WRITTEN PROBLEM =>
Swap every "Kyiv" in the records below for "Kiev", keeping everything else the same.

Region annotation records =>

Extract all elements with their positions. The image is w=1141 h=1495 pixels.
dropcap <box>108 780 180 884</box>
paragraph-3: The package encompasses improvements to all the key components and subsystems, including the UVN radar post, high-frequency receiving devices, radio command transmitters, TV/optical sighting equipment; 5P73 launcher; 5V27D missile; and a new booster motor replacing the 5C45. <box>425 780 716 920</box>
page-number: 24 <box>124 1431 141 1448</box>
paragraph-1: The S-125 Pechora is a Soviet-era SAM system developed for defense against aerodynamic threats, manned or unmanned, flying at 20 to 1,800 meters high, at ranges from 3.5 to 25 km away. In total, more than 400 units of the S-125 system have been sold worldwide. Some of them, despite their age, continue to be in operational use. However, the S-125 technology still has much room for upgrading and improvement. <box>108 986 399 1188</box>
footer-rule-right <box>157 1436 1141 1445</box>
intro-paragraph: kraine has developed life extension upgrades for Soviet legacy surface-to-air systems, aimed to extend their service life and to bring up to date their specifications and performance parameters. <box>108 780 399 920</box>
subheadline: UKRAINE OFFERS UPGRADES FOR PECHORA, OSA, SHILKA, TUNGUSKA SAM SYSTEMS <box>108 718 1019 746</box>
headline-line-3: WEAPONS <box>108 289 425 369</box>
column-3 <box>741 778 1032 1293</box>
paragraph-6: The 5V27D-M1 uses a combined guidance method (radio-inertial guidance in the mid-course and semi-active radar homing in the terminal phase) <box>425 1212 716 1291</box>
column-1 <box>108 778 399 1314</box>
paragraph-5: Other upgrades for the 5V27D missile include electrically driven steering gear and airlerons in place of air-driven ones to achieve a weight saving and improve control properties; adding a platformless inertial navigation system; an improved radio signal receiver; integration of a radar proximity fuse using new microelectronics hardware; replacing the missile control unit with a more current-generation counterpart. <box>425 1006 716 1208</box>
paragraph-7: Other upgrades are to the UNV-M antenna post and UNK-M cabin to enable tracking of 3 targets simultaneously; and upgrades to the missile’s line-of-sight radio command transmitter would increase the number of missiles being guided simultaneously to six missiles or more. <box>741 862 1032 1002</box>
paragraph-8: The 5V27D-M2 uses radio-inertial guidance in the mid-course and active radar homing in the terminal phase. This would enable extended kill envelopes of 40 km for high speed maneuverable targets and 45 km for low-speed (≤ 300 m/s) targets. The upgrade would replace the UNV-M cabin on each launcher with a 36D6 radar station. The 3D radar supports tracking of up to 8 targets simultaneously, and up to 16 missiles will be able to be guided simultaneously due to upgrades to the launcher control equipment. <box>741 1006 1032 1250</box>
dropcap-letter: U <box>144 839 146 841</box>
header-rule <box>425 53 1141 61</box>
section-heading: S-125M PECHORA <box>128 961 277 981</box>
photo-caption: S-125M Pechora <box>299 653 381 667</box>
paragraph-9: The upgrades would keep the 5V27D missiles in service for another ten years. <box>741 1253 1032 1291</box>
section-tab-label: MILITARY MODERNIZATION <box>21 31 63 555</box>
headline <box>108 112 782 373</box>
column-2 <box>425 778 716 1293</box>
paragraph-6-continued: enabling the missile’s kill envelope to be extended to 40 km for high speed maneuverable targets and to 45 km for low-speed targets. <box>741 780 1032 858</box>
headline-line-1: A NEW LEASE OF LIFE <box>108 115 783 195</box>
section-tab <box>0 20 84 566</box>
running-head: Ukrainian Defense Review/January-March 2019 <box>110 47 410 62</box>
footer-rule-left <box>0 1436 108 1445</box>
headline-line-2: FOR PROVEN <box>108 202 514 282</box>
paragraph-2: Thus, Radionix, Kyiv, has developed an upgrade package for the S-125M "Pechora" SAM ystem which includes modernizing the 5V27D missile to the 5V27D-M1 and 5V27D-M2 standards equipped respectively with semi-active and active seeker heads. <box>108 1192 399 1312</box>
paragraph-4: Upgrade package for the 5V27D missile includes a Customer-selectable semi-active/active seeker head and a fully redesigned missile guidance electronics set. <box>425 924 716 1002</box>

THE RESPONSE =>
Extract all elements with their positions. The image is w=1141 h=1495 pixels.
dropcap <box>108 780 180 884</box>
paragraph-3: The package encompasses improvements to all the key components and subsystems, including the UVN radar post, high-frequency receiving devices, radio command transmitters, TV/optical sighting equipment; 5P73 launcher; 5V27D missile; and a new booster motor replacing the 5C45. <box>425 780 716 920</box>
page-number: 24 <box>124 1431 141 1448</box>
paragraph-1: The S-125 Pechora is a Soviet-era SAM system developed for defense against aerodynamic threats, manned or unmanned, flying at 20 to 1,800 meters high, at ranges from 3.5 to 25 km away. In total, more than 400 units of the S-125 system have been sold worldwide. Some of them, despite their age, continue to be in operational use. However, the S-125 technology still has much room for upgrading and improvement. <box>108 986 399 1188</box>
footer-rule-right <box>157 1436 1141 1445</box>
intro-paragraph: kraine has developed life extension upgrades for Soviet legacy surface-to-air systems, aimed to extend their service life and to bring up to date their specifications and performance parameters. <box>108 780 399 920</box>
subheadline: UKRAINE OFFERS UPGRADES FOR PECHORA, OSA, SHILKA, TUNGUSKA SAM SYSTEMS <box>108 718 1019 746</box>
headline-line-3: WEAPONS <box>108 289 425 369</box>
column-3 <box>741 778 1032 1293</box>
paragraph-6: The 5V27D-M1 uses a combined guidance method (radio-inertial guidance in the mid-course and semi-active radar homing in the terminal phase) <box>425 1212 716 1291</box>
column-1 <box>108 778 399 1314</box>
paragraph-5: Other upgrades for the 5V27D missile include electrically driven steering gear and airlerons in place of air-driven ones to achieve a weight saving and improve control properties; adding a platformless inertial navigation system; an improved radio signal receiver; integration of a radar proximity fuse using new microelectronics hardware; replacing the missile control unit with a more current-generation counterpart. <box>425 1006 716 1208</box>
paragraph-7: Other upgrades are to the UNV-M antenna post and UNK-M cabin to enable tracking of 3 targets simultaneously; and upgrades to the missile’s line-of-sight radio command transmitter would increase the number of missiles being guided simultaneously to six missiles or more. <box>741 862 1032 1002</box>
paragraph-8: The 5V27D-M2 uses radio-inertial guidance in the mid-course and active radar homing in the terminal phase. This would enable extended kill envelopes of 40 km for high speed maneuverable targets and 45 km for low-speed (≤ 300 m/s) targets. The upgrade would replace the UNV-M cabin on each launcher with a 36D6 radar station. The 3D radar supports tracking of up to 8 targets simultaneously, and up to 16 missiles will be able to be guided simultaneously due to upgrades to the launcher control equipment. <box>741 1006 1032 1250</box>
dropcap-letter: U <box>144 839 146 841</box>
header-rule <box>425 53 1141 61</box>
section-heading: S-125M PECHORA <box>128 961 277 981</box>
photo-caption: S-125M Pechora <box>299 653 381 667</box>
paragraph-9: The upgrades would keep the 5V27D missiles in service for another ten years. <box>741 1253 1032 1291</box>
section-tab-label: MILITARY MODERNIZATION <box>21 31 63 555</box>
headline <box>108 112 782 373</box>
column-2 <box>425 778 716 1293</box>
paragraph-6-continued: enabling the missile’s kill envelope to be extended to 40 km for high speed maneuverable targets and to 45 km for low-speed targets. <box>741 780 1032 858</box>
headline-line-1: A NEW LEASE OF LIFE <box>108 115 783 195</box>
section-tab <box>0 20 84 566</box>
running-head: Ukrainian Defense Review/January-March 2019 <box>110 47 410 62</box>
footer-rule-left <box>0 1436 108 1445</box>
headline-line-2: FOR PROVEN <box>108 202 514 282</box>
paragraph-2: Thus, Radionix, Kiev, has developed an upgrade package for the S-125M "Pechora" SAM ystem which includes modernizing the 5V27D missile to the 5V27D-M1 and 5V27D-M2 standards equipped respectively with semi-active and active seeker heads. <box>108 1192 399 1312</box>
paragraph-4: Upgrade package for the 5V27D missile includes a Customer-selectable semi-active/active seeker head and a fully redesigned missile guidance electronics set. <box>425 924 716 1002</box>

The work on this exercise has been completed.